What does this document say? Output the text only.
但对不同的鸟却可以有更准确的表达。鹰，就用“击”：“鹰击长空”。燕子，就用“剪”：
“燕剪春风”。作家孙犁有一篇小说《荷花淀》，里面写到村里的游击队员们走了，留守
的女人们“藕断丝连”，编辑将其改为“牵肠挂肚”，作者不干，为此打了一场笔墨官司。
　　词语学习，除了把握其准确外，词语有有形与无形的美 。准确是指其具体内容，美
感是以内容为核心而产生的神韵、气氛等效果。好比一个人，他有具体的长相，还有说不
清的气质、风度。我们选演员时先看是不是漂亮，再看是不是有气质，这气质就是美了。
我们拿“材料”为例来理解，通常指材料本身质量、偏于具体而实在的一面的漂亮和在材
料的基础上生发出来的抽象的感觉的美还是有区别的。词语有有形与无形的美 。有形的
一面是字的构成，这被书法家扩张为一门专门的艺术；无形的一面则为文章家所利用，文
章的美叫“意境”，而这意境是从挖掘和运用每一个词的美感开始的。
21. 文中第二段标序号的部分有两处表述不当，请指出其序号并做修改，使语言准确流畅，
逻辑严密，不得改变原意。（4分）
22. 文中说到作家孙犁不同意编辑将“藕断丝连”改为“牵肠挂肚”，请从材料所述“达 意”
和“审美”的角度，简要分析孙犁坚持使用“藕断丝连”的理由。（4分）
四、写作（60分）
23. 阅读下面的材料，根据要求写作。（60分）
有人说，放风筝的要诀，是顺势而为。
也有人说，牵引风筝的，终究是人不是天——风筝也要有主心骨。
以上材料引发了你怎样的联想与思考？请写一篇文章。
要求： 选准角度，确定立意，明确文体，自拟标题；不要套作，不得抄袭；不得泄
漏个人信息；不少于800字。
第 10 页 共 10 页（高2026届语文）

****************

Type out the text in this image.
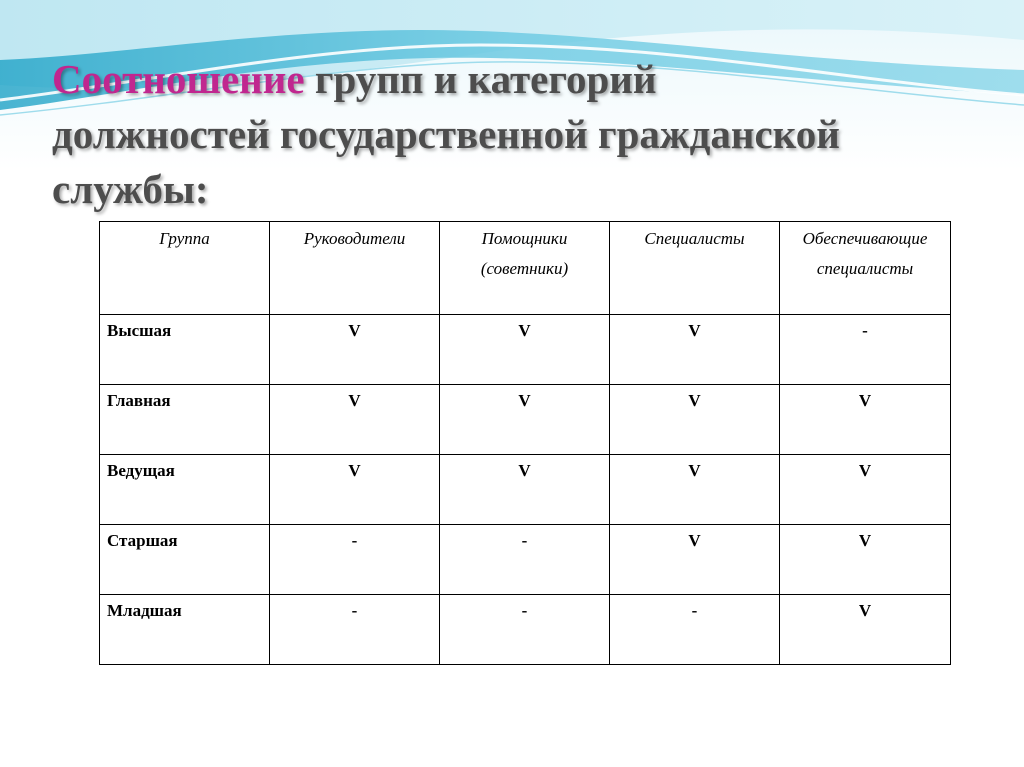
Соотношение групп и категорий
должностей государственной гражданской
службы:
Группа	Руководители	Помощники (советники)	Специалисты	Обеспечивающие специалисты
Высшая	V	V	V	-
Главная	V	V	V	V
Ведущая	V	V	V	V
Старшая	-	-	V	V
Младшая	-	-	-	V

****************

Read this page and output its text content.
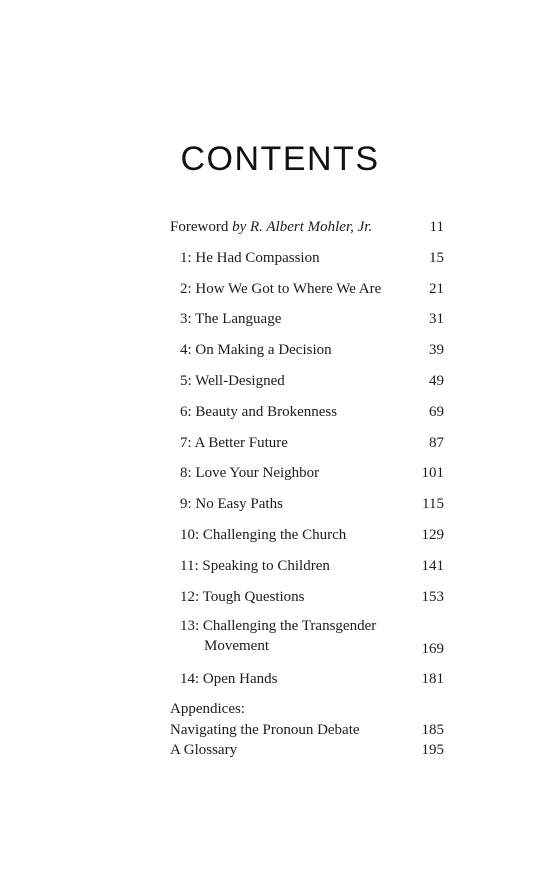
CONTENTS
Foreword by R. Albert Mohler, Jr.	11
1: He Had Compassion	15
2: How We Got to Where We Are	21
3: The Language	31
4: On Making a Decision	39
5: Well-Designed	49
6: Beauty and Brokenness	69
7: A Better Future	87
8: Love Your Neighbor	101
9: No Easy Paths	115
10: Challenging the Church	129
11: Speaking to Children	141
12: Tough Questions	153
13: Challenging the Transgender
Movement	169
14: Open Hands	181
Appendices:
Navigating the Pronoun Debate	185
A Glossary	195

****************

State the number of lines that contain the string "牵肠挂肚", with no other words.

2